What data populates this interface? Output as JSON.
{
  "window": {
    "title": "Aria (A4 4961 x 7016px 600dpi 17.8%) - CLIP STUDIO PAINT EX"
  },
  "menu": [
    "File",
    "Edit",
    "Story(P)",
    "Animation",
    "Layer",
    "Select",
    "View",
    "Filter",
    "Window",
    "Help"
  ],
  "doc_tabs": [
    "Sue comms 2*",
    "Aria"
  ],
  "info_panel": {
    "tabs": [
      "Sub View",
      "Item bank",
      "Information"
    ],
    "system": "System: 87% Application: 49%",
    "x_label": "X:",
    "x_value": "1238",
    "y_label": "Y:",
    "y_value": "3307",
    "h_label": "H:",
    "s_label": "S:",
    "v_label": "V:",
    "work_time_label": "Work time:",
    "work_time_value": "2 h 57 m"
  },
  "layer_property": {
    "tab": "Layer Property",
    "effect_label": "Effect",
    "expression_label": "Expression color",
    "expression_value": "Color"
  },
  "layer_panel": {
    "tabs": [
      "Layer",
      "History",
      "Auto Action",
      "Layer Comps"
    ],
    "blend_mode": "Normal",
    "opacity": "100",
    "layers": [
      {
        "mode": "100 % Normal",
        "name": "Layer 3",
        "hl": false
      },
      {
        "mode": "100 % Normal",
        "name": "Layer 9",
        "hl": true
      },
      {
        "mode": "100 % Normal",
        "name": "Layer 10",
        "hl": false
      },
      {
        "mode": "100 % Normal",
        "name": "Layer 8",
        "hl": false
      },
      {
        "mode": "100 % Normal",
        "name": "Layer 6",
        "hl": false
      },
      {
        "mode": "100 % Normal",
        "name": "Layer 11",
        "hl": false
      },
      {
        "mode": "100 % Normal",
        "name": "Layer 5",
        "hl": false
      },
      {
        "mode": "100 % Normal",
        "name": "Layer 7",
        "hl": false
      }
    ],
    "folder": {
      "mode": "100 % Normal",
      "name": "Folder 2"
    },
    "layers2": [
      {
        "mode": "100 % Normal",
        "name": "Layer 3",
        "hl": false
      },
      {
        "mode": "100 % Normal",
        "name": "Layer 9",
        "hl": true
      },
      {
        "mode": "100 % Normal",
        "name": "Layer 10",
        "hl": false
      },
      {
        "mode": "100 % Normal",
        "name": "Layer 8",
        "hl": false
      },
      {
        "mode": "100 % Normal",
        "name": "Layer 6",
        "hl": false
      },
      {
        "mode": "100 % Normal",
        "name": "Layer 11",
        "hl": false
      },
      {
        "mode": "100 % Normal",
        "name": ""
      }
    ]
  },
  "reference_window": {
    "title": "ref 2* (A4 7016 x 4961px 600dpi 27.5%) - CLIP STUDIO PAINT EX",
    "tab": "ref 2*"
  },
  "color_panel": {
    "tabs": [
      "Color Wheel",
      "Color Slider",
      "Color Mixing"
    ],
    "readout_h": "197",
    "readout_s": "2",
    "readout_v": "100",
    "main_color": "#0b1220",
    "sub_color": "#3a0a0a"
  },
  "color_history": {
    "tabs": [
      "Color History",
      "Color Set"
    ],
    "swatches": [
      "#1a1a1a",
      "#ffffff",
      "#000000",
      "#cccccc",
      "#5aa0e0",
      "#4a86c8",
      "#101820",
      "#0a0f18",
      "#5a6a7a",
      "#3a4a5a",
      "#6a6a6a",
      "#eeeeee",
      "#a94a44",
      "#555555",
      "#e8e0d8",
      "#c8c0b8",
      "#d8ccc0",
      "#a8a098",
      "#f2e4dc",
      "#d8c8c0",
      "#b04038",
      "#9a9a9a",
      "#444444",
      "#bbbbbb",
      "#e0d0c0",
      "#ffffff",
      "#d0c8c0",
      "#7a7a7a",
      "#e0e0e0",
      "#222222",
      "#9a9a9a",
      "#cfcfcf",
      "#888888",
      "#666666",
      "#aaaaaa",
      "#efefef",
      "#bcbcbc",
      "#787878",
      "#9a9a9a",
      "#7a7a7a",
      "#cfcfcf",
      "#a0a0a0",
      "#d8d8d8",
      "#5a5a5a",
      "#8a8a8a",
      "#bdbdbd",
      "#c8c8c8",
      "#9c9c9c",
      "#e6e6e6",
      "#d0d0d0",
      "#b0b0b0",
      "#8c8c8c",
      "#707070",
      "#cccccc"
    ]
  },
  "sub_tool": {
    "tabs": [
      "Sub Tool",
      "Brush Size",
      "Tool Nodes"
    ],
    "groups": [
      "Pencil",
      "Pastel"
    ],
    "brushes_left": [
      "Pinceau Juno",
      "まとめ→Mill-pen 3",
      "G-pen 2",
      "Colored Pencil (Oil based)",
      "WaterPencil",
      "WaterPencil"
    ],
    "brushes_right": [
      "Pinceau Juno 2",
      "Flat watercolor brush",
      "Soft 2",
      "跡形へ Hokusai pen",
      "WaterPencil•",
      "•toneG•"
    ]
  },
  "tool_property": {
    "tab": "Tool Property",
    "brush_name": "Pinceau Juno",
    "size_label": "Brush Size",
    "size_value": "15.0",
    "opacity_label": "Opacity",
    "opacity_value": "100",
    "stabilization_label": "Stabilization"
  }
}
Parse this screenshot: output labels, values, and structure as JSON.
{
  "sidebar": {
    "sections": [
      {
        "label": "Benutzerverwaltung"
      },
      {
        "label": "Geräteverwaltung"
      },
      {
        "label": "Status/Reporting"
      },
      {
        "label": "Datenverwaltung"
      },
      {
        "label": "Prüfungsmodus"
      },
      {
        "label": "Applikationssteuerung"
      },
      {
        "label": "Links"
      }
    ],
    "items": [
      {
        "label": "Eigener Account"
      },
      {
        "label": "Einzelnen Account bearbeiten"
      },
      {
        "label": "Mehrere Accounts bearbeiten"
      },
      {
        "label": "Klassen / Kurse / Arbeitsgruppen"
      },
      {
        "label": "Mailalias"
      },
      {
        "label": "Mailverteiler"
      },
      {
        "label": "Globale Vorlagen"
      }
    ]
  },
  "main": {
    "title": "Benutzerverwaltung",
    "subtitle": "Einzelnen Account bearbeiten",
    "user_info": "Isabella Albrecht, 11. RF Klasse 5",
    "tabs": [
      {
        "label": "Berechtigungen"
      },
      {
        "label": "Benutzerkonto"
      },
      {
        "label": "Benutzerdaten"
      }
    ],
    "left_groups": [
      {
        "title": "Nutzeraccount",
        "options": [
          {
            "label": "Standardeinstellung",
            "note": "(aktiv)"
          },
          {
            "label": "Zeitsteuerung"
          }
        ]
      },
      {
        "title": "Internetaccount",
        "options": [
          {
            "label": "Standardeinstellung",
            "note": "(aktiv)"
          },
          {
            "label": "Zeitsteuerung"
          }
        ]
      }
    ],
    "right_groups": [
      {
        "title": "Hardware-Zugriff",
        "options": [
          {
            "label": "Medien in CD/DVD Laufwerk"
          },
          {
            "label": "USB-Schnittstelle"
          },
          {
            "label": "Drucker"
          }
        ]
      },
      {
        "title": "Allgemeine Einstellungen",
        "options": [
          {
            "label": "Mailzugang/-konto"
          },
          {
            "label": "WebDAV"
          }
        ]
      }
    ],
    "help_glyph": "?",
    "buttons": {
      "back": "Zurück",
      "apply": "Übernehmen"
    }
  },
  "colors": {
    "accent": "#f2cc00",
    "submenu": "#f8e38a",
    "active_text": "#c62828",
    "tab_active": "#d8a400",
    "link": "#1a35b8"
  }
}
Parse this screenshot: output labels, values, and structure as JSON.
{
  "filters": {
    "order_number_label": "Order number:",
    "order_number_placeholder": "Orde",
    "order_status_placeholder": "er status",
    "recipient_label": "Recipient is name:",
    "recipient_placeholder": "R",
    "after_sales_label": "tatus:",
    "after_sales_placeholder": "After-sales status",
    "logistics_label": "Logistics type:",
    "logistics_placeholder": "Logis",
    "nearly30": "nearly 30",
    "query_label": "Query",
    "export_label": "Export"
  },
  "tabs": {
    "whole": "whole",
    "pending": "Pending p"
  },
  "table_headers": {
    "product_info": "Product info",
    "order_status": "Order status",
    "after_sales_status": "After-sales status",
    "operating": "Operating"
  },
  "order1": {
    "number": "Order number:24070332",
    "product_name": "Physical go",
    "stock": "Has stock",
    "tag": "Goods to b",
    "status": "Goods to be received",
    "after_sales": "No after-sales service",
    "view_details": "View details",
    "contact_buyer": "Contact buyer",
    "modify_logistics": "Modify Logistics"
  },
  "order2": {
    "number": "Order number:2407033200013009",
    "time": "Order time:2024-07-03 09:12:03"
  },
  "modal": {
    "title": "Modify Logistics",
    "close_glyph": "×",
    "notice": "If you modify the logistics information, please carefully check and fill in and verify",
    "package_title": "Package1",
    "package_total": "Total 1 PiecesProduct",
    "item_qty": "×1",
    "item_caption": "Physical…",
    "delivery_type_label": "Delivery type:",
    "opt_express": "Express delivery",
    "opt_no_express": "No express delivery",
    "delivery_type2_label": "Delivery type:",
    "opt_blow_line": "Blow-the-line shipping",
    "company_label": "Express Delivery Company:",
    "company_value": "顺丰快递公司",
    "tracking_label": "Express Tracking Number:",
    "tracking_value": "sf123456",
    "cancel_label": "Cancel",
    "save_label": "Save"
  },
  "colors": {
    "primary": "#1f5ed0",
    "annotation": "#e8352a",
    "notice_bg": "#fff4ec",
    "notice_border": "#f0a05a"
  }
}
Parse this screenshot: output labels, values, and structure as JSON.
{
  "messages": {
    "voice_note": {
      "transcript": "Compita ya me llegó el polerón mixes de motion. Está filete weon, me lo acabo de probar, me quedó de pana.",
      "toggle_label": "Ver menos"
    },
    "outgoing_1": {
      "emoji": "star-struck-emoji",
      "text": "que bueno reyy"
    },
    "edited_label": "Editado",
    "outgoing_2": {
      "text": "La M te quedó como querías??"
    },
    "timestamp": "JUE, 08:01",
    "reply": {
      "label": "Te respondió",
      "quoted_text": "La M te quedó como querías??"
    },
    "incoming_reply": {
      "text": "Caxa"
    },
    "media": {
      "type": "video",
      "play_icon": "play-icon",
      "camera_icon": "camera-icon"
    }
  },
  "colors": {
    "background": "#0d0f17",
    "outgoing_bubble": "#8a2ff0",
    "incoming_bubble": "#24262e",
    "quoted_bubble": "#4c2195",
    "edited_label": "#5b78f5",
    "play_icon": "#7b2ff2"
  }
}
========================
## Written exercise
Your task is to list each line of the records with the word "PAINT".

## Result below
    "title": "Aria (A4 4961 x 7016px 600dpi 17.8%) - CLIP STUDIO PAINT EX"
    "title": "ref 2* (A4 7016 x 4961px 600dpi 27.5%) - CLIP STUDIO PAINT EX",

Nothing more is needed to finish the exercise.